香港に住んで3年ちょっと、広東語はまだまだですが、お店で何が食べたい、飲みたい、お会計、くらいは言えるようになりました。

今まではオフィス近くでランチを食べていたのですが、最近はコロナのせいで外食を控えてオフィスの中で食べています。(外食するとアプリで位置情報の登録をしなければならず、同じ時間帯にその店で陽性の人が出ると、PCR検査やら強制隔離になるのも怖いのです)

よく行くローカルのヌードル屋さんがあり、そこでランチのお持ち帰り(広東語で言うと『おいまい』)をすべく、電話注文で事前予約してみることにしました。外国に住んだことのある人なら共感してもらえると思いますが、電話って本当に難しい。身振りで説明できないし、聞き取りづらさもましましだし。でもよく行くお店でメニューも覚えてるし(同じものしか頼まない)いけるかなと思って電話しました。。。そして。。。撃沈!!!!!笑

以下全て広東語でのやりとりです。

私『おいまい(お持ち帰り)したいんですけど』

店『はい、どこのビル?』

私『どこのビル???(あっもしかして店舗じゃなくて予約センターみたいなところにかけちゃたかな?、店の住所を確認、、、)○○○です。。(地域名、その地域には1店舗しかないため)』

店『はあ?!○○○(地域名)のどこのビル???!!』(キレ気味)

私『ビル???(お店の住所を再確認、ビル名無いじゃん)××ストリートの△番です。。。』

店『はあ??!!だからどこのビル??!!』(キレ気味)

私『うーん、うーん、分からない!!!、Can you speak English??』

店『はあ???!!何言ってるの???』(キレてる)

私『英語喋れる人います???!!!』(キレ気味)

店『いないよ!!!!あんたの家族に広東語喋れる人いないの!!!???』(キレてる)

私『いないよ!!!!』(キレてる、会社にいてその時一人だった)

店『何言ってるのかよく分かんないですよ。。。』(呆れてる)

私『だから○○○の店舗から、おいまい(持ち帰り)したいんだって、、、』

店『だからどこのビル???!!!』キレ気味

私『うーん、、、』

無言がしばらく続くものの、お店の人はむやみにすぐ電話切らずにいてくれて、あれ、キレてるのに優しい?と思いながらも困ったなあと思っていました。笑

その後も同じような会話が少し続き、最終的はお店の人も打つ手なし、という感じで電話を切られてしまいました。メニューを言うところにも辿り着かず、、、泣きそう。

盛大な勘違いを自分がしているとは全く気づかず、彼にメッセージをして、なぜか通じないしキレられるし超むかつくわ!!!とイライラメッセージを送っていたら、『デリバリーする先の住所を聞いてたんだよ』と言われ、、、、、、、、はっ!!!!!!と気づきました。

■ 指定タスク 1 ■
「label」を含む行をすべて特定し、そのまま書き写してもらえますか？
■ 指定タスク 2 ■
電話注文の文章を、最後の文のあとから引き継いで書いてもらえますか？
電話注文の文章と行は、互いに関係のない別々の資料です。

■ 抽出データ ■
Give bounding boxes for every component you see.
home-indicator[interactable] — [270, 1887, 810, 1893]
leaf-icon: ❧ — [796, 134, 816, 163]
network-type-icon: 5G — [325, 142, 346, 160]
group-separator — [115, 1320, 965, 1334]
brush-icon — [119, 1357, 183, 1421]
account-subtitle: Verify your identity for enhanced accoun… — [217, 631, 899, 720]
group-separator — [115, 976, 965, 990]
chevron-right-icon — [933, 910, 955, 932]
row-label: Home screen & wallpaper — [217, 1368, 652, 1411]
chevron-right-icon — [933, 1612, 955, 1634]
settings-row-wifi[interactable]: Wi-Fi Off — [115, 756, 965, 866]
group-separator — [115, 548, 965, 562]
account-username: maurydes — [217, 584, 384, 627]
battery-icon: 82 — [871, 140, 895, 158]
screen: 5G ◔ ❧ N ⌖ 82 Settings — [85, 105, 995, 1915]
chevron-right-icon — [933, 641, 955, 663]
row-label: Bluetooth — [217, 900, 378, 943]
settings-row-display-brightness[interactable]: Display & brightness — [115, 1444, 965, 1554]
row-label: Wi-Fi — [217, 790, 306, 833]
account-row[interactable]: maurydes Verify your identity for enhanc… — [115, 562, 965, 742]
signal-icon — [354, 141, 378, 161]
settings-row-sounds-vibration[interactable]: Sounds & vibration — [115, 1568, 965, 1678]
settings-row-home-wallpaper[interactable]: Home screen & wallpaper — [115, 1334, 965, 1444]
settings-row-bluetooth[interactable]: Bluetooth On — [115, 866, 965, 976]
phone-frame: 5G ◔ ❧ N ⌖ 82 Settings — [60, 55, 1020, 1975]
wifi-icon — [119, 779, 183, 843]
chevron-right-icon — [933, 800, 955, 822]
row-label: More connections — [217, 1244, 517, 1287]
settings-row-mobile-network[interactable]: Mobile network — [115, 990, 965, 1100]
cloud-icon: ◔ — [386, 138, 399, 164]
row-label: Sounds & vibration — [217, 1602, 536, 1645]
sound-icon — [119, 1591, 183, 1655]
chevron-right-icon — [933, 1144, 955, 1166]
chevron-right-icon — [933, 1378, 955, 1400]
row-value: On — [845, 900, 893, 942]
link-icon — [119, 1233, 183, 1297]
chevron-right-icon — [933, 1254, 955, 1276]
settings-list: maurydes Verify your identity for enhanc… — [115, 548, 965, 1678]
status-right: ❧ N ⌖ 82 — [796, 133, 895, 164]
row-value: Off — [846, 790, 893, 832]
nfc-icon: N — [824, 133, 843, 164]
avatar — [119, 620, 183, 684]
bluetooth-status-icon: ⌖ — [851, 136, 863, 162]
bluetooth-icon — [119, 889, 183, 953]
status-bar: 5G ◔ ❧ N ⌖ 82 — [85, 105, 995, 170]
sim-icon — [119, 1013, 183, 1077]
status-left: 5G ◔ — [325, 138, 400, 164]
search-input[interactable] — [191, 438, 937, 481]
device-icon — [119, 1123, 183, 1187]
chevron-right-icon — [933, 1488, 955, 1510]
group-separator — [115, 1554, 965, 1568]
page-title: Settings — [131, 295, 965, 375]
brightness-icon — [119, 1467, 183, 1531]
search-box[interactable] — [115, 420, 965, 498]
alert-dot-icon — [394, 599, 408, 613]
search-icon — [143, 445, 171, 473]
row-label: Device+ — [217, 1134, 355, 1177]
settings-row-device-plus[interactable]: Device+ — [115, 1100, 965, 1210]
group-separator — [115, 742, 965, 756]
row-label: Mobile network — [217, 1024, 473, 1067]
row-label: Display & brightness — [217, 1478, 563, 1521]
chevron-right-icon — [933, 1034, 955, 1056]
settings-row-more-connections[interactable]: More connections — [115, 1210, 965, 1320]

■ 最終結果 1 ■
row-label: Home screen & wallpaper — [217, 1368, 652, 1411]
row-label: Bluetooth — [217, 900, 378, 943]
row-label: Wi-Fi — [217, 790, 306, 833]
row-label: More connections — [217, 1244, 517, 1287]
row-label: Sounds & vibration — [217, 1602, 536, 1645]
row-label: Device+ — [217, 1134, 355, 1177]
row-label: Mobile network — [217, 1024, 473, 1067]
row-label: Display & brightness — [217, 1478, 563, 1521]

■ 最終結果 2 ■
『おいまい』(外賣)と言うのは、持ち帰りという意味ですが、出前でお店の人に届けてもらう時にも使う言葉なのです。例えば会社で何人かまとめて頼むときなど、お店の人が出前して持ってきてくれるサービスを利用する人も多いです。

お店の人は出前だと思って、届け先の場所を聞いていたんだ!ということに気づき、大反省。。。店の住所を謎に復唱し続けるあほ外国人に、お店の人も大変困惑されていたことでしょう。。。私は自分で取りに行く、ということだけを考えていて、出前という存在を忘れていました。『自分で取りに行く、というのは最初に言わないといけないんだよ』と彼に諭されました。

初めての広東語での電話注文に心折れかけていたものの、そこのヌードルを食べることで頭がいっぱいだったため諦めきれず、もう一度トライしてみることにしました。(本当に美味しいのです)

店『はい』

私『(あっ同じ人が出たっぽい!汗 またあほ外国人から電話来たって思われそう汗)、、、おいまいで、自分で取りに行きます』

店『はい、何がいるの?』(超冷静)

私『××ヌードルに、トッピングでこれこれ、、、辛さ控えめで、、、あとは、、(豆乳を頼みたいのにテンパって豆乳の単語が出てこない)』

店『で、あとは???』(キレてないけど威圧感)

私『以上です、、、』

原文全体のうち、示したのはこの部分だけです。